Short problem:
Present the data once more in exactly its original form.

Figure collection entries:
=-=-=-=-=

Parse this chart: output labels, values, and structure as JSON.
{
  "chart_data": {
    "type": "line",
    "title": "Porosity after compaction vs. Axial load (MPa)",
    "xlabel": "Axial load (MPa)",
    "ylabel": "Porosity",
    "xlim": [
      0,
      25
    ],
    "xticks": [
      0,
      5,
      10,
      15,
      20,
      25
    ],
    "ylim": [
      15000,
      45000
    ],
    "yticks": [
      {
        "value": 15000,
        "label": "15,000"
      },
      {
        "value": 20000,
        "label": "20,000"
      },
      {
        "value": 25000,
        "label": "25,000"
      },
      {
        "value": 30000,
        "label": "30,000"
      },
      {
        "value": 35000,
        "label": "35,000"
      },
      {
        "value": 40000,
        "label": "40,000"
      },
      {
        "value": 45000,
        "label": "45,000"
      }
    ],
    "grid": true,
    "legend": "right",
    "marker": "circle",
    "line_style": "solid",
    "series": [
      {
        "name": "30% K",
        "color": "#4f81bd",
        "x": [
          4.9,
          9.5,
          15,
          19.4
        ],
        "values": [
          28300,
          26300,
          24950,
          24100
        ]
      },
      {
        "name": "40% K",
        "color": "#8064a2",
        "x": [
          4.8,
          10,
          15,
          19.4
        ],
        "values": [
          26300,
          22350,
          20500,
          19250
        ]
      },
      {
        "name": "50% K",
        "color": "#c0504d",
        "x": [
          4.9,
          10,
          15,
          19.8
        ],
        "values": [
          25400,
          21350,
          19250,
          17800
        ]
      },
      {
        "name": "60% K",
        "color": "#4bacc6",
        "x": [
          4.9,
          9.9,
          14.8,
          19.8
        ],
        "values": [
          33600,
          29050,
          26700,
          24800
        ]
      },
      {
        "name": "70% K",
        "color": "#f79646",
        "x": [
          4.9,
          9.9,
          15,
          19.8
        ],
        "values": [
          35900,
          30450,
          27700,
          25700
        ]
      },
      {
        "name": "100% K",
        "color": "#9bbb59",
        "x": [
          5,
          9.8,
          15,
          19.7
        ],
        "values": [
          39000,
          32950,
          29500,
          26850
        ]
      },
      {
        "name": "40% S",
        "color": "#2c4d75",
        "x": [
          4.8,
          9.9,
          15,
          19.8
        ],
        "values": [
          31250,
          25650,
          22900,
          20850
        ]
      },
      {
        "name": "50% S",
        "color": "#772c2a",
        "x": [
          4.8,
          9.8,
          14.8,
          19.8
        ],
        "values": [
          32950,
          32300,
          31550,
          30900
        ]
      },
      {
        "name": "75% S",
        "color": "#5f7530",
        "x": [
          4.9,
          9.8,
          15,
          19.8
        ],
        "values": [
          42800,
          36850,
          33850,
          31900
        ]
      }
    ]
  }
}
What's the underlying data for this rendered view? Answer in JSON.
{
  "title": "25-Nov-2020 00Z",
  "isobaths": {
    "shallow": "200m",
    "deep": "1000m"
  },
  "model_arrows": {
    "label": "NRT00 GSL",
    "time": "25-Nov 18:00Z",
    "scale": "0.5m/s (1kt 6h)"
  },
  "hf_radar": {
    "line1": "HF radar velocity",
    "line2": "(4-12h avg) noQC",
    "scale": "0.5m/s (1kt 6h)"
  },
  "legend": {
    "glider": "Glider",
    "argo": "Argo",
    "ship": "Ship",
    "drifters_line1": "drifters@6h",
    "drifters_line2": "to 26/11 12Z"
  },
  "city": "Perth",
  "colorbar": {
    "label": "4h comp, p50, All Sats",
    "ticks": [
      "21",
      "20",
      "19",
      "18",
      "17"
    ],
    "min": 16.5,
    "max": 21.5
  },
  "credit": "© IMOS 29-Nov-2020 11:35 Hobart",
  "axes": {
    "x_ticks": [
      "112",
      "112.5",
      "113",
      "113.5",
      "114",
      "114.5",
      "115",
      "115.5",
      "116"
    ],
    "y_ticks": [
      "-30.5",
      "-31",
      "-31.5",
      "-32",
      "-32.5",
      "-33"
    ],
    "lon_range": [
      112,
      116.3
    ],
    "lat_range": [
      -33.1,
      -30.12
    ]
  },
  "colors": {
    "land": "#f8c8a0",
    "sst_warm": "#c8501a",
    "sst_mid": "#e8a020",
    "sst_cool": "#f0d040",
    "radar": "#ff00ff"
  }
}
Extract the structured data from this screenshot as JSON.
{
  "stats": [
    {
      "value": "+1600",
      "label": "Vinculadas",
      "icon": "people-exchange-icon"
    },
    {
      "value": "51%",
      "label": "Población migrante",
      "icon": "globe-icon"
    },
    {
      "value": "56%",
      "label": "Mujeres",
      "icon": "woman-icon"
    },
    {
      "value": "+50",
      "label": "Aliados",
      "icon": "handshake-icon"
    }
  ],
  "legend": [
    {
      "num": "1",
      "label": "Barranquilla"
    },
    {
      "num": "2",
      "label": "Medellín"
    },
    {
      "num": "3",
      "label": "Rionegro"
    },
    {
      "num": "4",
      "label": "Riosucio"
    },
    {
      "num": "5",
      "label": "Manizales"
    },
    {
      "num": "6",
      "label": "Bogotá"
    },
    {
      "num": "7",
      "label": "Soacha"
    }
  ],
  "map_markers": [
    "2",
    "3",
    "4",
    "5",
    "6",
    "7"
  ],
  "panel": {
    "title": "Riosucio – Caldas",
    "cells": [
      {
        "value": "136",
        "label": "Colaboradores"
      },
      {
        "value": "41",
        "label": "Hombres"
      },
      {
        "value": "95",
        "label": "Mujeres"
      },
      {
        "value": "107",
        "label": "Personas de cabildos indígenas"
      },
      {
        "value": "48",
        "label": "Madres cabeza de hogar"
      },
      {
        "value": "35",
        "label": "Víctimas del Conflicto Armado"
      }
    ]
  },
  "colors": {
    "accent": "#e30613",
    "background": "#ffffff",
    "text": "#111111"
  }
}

=-=-=-=-=

Output of the exercise:
Parse this chart: output labels, values, and structure as JSON.
{
  "chart_data": {
    "type": "line",
    "title": "Porosity after compaction vs. Axial load (MPa)",
    "xlabel": "Axial load (MPa)",
    "ylabel": "Porosity",
    "xlim": [
      0,
      25
    ],
    "xticks": [
      0,
      5,
      10,
      15,
      20,
      25
    ],
    "ylim": [
      15000,
      45000
    ],
    "yticks": [
      {
        "value": 15000,
        "label": "15,000"
      },
      {
        "value": 20000,
        "label": "20,000"
      },
      {
        "value": 25000,
        "label": "25,000"
      },
      {
        "value": 30000,
        "label": "30,000"
      },
      {
        "value": 35000,
        "label": "35,000"
      },
      {
        "value": 40000,
        "label": "40,000"
      },
      {
        "value": 45000,
        "label": "45,000"
      }
    ],
    "grid": true,
    "legend": "right",
    "marker": "circle",
    "line_style": "solid",
    "series": [
      {
        "name": "30% K",
        "color": "#4f81bd",
        "x": [
          4.9,
          9.5,
          15,
          19.4
        ],
        "values": [
          28300,
          26300,
          24950,
          24100
        ]
      },
      {
        "name": "40% K",
        "color": "#8064a2",
        "x": [
          4.8,
          10,
          15,
          19.4
        ],
        "values": [
          26300,
          22350,
          20500,
          19250
        ]
      },
      {
        "name": "50% K",
        "color": "#c0504d",
        "x": [
          4.9,
          10,
          15,
          19.8
        ],
        "values": [
          25400,
          21350,
          19250,
          17800
        ]
      },
      {
        "name": "60% K",
        "color": "#4bacc6",
        "x": [
          4.9,
          9.9,
          14.8,
          19.8
        ],
        "values": [
          33600,
          29050,
          26700,
          24800
        ]
      },
      {
        "name": "70% K",
        "color": "#f79646",
        "x": [
          4.9,
          9.9,
          15,
          19.8
        ],
        "values": [
          35900,
          30450,
          27700,
          25700
        ]
      },
      {
        "name": "100% K",
        "color": "#9bbb59",
        "x": [
          5,
          9.8,
          15,
          19.7
        ],
        "values": [
          39000,
          32950,
          29500,
          26850
        ]
      },
      {
        "name": "40% S",
        "color": "#2c4d75",
        "x": [
          4.8,
          9.9,
          15,
          19.8
        ],
        "values": [
          31250,
          25650,
          22900,
          20850
        ]
      },
      {
        "name": "50% S",
        "color": "#772c2a",
        "x": [
          4.8,
          9.8,
          14.8,
          19.8
        ],
        "values": [
          32950,
          32300,
          31550,
          30900
        ]
      },
      {
        "name": "75% S",
        "color": "#5f7530",
        "x": [
          4.9,
          9.8,
          15,
          19.8
        ],
        "values": [
          42800,
          36850,
          33850,
          31900
        ]
      }
    ]
  }
}
What's the underlying data for this rendered view? Answer in JSON.
{
  "title": "25-Nov-2020 00Z",
  "isobaths": {
    "shallow": "200m",
    "deep": "1000m"
  },
  "model_arrows": {
    "label": "NRT00 GSL",
    "time": "25-Nov 18:00Z",
    "scale": "0.5m/s (1kt 6h)"
  },
  "hf_radar": {
    "line1": "HF radar velocity",
    "line2": "(4-12h avg) noQC",
    "scale": "0.5m/s (1kt 6h)"
  },
  "legend": {
    "glider": "Glider",
    "argo": "Argo",
    "ship": "Ship",
    "drifters_line1": "drifters@6h",
    "drifters_line2": "to 26/11 12Z"
  },
  "city": "Perth",
  "colorbar": {
    "label": "4h comp, p50, All Sats",
    "ticks": [
      "21",
      "20",
      "19",
      "18",
      "17"
    ],
    "min": 16.5,
    "max": 21.5
  },
  "credit": "© IMOS 29-Nov-2020 11:35 Hobart",
  "axes": {
    "x_ticks": [
      "112",
      "112.5",
      "113",
      "113.5",
      "114",
      "114.5",
      "115",
      "115.5",
      "116"
    ],
    "y_ticks": [
      "-30.5",
      "-31",
      "-31.5",
      "-32",
      "-32.5",
      "-33"
    ],
    "lon_range": [
      112,
      116.3
    ],
    "lat_range": [
      -33.1,
      -30.12
    ]
  },
  "colors": {
    "land": "#f8c8a0",
    "sst_warm": "#c8501a",
    "sst_mid": "#e8a020",
    "sst_cool": "#f0d040",
    "radar": "#ff00ff"
  }
}
Extract the structured data from this screenshot as JSON.
{
  "stats": [
    {
      "value": "+1600",
      "label": "Vinculadas",
      "icon": "people-exchange-icon"
    },
    {
      "value": "51%",
      "label": "Población migrante",
      "icon": "globe-icon"
    },
    {
      "value": "56%",
      "label": "Mujeres",
      "icon": "woman-icon"
    },
    {
      "value": "+50",
      "label": "Aliados",
      "icon": "handshake-icon"
    }
  ],
  "legend": [
    {
      "num": "1",
      "label": "Barranquilla"
    },
    {
      "num": "2",
      "label": "Medellín"
    },
    {
      "num": "3",
      "label": "Rionegro"
    },
    {
      "num": "4",
      "label": "Riosucio"
    },
    {
      "num": "5",
      "label": "Manizales"
    },
    {
      "num": "6",
      "label": "Bogotá"
    },
    {
      "num": "7",
      "label": "Soacha"
    }
  ],
  "map_markers": [
    "2",
    "3",
    "4",
    "5",
    "6",
    "7"
  ],
  "panel": {
    "title": "Riosucio – Caldas",
    "cells": [
      {
        "value": "136",
        "label": "Colaboradores"
      },
      {
        "value": "41",
        "label": "Hombres"
      },
      {
        "value": "95",
        "label": "Mujeres"
      },
      {
        "value": "107",
        "label": "Personas de cabildos indígenas"
      },
      {
        "value": "48",
        "label": "Madres cabeza de hogar"
      },
      {
        "value": "35",
        "label": "Víctimas del Conflicto Armado"
      }
    ]
  },
  "colors": {
    "accent": "#e30613",
    "background": "#ffffff",
    "text": "#111111"
  }
}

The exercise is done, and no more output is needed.